_Data records:_
———

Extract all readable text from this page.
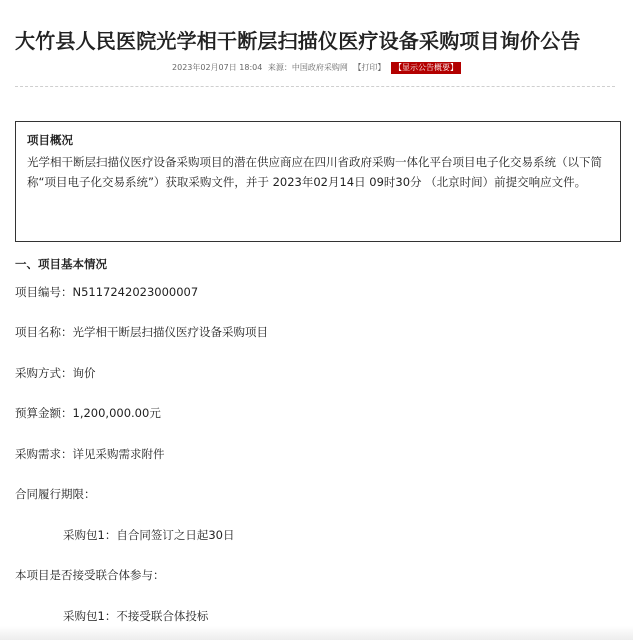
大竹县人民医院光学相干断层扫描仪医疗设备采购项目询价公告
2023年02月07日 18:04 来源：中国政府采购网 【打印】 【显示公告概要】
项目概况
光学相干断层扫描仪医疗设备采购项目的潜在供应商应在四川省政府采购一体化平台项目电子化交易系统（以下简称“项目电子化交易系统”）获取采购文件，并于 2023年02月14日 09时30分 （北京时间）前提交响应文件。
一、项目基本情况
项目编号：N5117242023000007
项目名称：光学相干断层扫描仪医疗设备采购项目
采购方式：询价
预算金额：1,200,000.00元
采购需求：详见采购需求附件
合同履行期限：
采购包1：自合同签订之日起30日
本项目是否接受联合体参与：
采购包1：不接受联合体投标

———

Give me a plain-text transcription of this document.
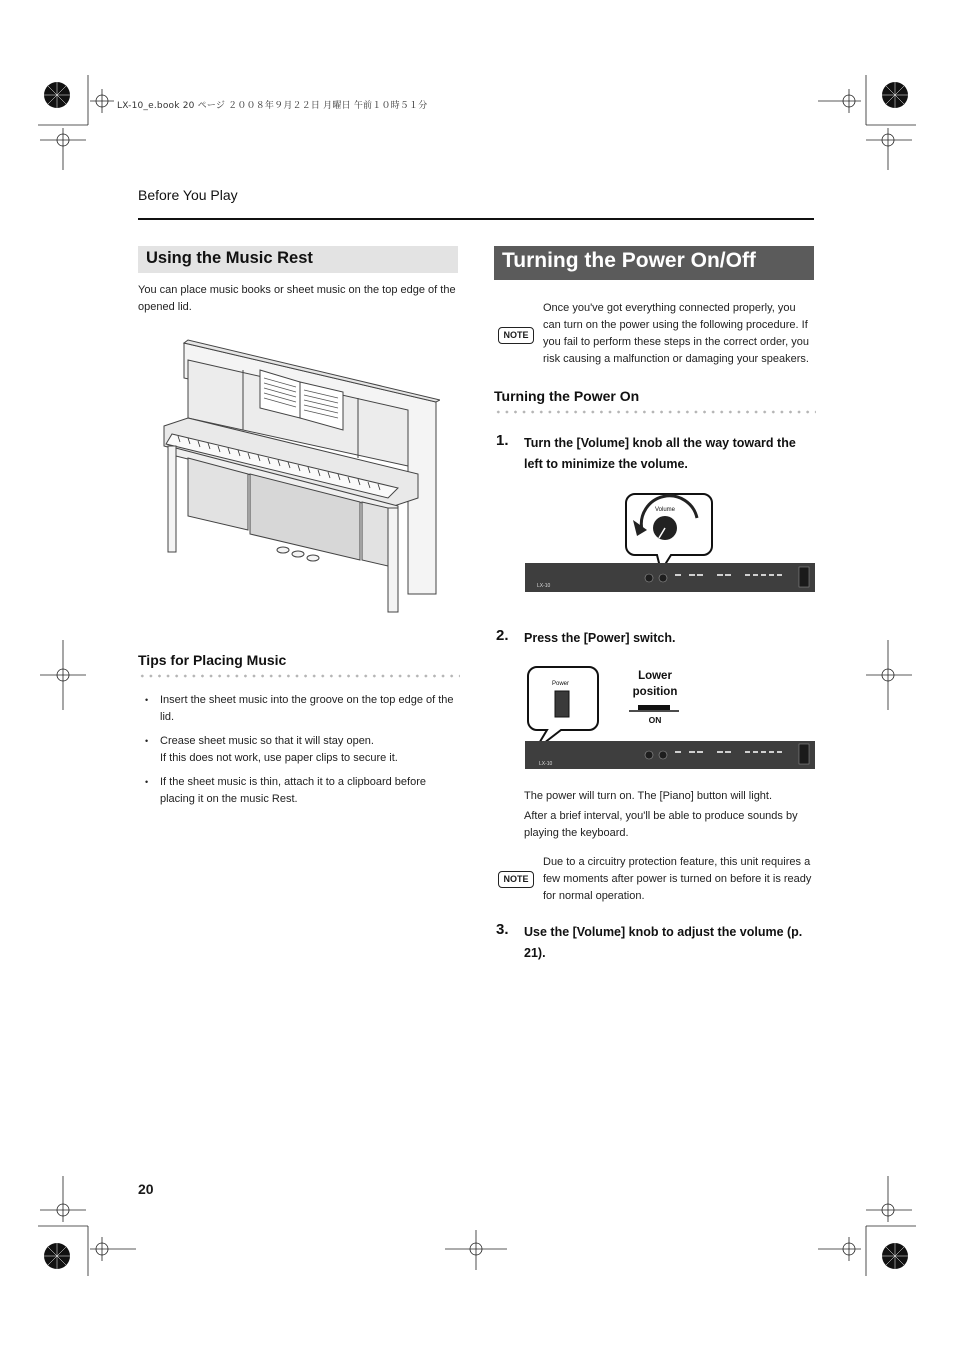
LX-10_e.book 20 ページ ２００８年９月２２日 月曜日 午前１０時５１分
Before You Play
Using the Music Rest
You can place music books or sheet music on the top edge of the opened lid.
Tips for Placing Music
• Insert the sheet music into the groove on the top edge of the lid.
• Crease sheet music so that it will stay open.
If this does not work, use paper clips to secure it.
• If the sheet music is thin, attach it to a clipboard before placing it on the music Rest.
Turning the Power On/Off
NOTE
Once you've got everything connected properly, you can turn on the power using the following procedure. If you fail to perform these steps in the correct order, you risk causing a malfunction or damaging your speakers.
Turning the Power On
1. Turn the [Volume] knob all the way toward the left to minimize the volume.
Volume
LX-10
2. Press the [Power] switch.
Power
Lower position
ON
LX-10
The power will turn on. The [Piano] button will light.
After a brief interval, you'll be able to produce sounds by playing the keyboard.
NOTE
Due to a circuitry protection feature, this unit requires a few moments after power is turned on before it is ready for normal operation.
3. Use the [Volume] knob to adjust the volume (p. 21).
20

———

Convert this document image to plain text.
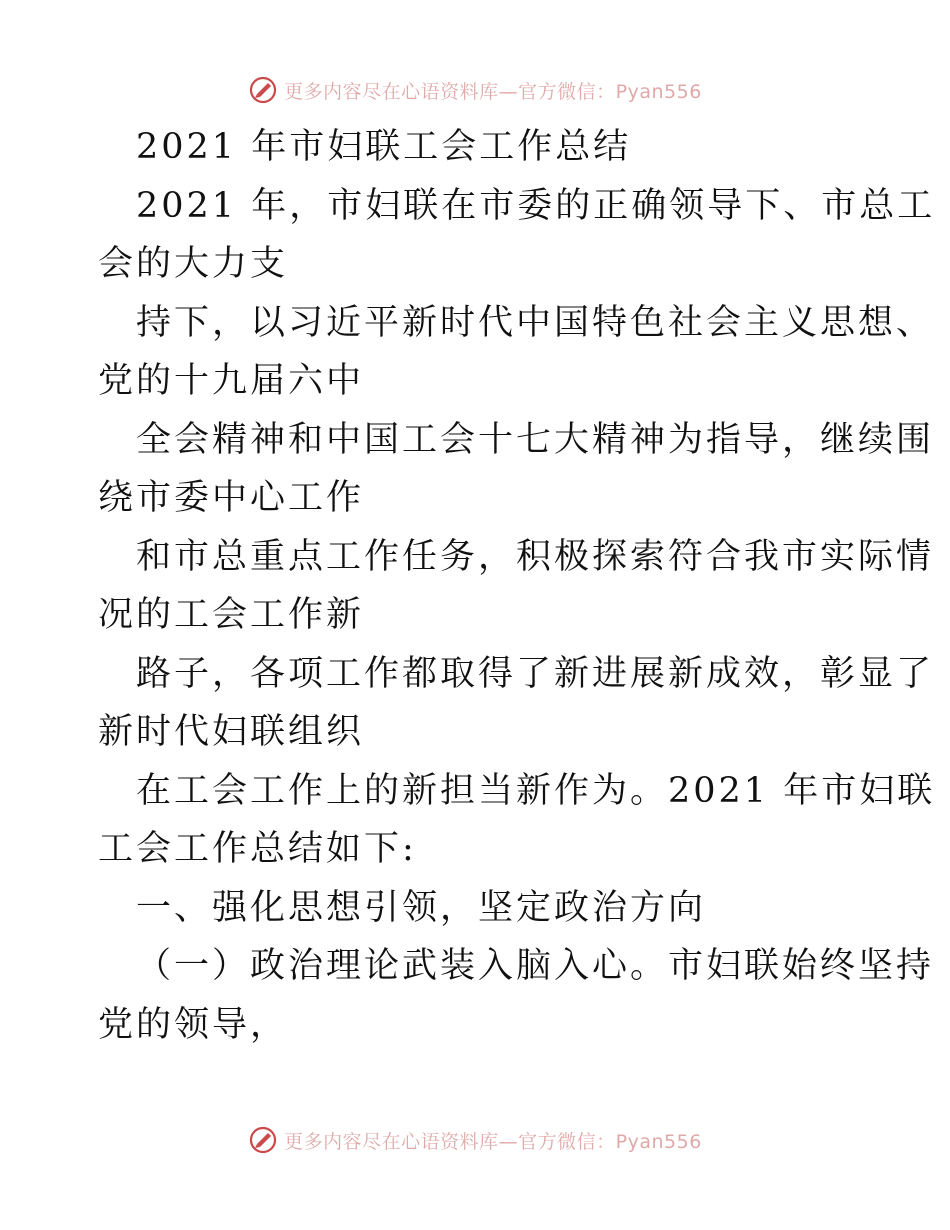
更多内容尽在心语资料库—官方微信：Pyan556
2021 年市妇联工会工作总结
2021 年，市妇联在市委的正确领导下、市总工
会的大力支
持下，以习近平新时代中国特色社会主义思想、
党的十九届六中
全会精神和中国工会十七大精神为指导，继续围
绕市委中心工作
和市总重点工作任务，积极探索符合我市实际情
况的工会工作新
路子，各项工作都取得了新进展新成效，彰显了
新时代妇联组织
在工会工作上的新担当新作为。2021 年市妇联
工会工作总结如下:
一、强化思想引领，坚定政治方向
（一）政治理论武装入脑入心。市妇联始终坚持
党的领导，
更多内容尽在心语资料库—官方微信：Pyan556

———

_Task requirements:_
Which lines in the listing above hold the word "text"? Show each of them.

_Expected output:_
Extract all readable text from this page.
Give me a plain-text transcription of this document.
Convert this document image to plain text.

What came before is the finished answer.